**WRITTEN REQUEST:** How many lines in the entries below include the string "提供支持"? Answer with the number only.

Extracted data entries
++++++++++++++++++++

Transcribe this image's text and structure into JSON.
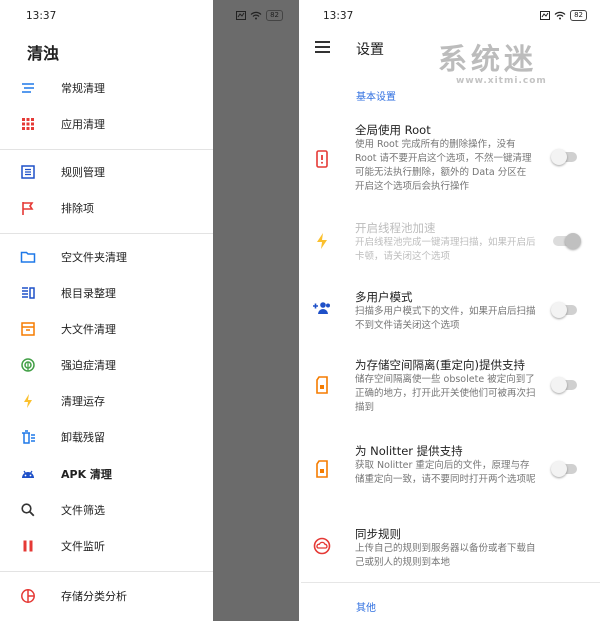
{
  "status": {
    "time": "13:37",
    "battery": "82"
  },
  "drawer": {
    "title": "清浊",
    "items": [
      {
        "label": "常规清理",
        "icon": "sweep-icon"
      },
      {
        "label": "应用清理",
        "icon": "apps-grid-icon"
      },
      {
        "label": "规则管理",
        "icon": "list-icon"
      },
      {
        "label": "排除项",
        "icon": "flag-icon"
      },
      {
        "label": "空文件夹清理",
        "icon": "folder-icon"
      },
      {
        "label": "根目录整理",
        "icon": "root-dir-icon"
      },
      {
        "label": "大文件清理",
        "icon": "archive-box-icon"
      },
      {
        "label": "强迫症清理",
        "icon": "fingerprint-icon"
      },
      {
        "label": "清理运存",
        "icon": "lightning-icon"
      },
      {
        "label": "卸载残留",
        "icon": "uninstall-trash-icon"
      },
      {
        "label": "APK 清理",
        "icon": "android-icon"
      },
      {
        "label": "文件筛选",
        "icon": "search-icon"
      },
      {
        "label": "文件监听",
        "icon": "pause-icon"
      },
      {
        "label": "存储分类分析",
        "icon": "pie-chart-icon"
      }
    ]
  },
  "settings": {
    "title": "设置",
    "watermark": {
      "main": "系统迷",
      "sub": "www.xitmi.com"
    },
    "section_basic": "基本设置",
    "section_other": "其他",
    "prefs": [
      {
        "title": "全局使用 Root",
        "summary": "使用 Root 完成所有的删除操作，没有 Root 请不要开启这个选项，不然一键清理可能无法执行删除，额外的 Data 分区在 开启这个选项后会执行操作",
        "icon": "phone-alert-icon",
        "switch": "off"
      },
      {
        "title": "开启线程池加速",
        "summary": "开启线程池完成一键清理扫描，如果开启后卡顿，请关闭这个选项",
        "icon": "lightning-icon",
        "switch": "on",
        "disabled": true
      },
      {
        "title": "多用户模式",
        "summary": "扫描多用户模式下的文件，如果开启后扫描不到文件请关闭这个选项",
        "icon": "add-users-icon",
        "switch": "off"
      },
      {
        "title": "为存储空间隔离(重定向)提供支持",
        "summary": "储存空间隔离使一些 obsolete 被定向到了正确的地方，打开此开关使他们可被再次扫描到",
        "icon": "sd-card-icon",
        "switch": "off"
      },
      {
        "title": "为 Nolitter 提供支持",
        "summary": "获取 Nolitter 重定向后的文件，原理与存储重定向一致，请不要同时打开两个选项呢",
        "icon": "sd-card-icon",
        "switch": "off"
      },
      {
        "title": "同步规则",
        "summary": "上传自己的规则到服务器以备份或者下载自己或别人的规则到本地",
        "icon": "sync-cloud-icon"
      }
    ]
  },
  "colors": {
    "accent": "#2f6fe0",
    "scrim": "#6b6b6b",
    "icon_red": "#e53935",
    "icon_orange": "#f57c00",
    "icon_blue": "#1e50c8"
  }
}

++++++++++++++++++++

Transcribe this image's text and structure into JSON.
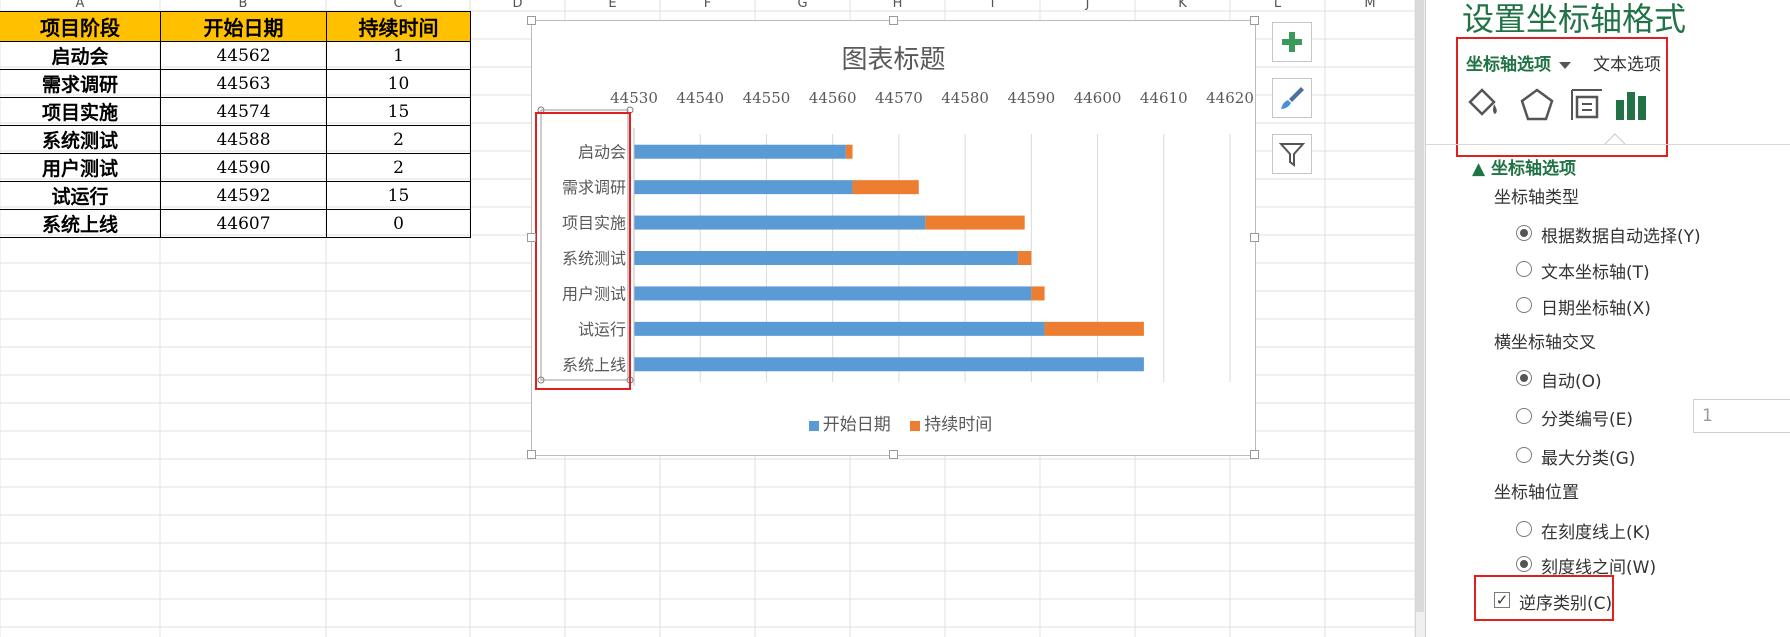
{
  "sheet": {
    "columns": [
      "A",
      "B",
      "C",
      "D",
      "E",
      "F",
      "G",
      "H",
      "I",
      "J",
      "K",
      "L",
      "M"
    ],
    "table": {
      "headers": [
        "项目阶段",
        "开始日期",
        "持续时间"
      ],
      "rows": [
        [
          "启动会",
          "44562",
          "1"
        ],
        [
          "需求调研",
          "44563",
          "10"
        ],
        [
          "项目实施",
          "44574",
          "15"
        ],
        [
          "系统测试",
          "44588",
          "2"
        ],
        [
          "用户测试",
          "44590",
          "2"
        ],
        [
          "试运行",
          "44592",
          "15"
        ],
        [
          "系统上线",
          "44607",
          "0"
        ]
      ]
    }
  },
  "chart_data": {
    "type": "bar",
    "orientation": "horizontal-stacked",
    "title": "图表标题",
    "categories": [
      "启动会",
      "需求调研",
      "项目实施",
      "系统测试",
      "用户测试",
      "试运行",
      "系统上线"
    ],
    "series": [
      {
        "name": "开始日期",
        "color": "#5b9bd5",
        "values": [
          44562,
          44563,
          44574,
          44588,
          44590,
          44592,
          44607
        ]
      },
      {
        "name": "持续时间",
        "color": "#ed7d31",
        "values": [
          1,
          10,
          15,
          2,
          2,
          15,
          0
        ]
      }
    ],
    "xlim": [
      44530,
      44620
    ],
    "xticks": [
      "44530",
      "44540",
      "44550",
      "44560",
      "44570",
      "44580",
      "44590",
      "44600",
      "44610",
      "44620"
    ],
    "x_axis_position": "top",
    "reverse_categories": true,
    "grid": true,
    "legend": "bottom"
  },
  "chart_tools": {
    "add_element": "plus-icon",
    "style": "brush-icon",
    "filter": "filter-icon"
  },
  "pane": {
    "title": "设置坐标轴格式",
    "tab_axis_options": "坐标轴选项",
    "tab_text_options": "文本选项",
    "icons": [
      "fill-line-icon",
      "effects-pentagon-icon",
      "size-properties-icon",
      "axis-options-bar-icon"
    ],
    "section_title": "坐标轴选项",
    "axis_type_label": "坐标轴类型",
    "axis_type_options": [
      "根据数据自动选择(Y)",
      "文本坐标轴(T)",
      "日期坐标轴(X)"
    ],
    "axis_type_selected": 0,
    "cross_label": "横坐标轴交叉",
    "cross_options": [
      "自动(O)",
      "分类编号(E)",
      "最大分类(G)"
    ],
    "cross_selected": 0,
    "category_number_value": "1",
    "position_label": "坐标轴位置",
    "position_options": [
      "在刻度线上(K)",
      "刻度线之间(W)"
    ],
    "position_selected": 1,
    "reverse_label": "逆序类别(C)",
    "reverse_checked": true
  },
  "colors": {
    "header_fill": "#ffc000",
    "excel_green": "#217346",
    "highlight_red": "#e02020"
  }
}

++++++++++++++++++++

**REPLY:** 2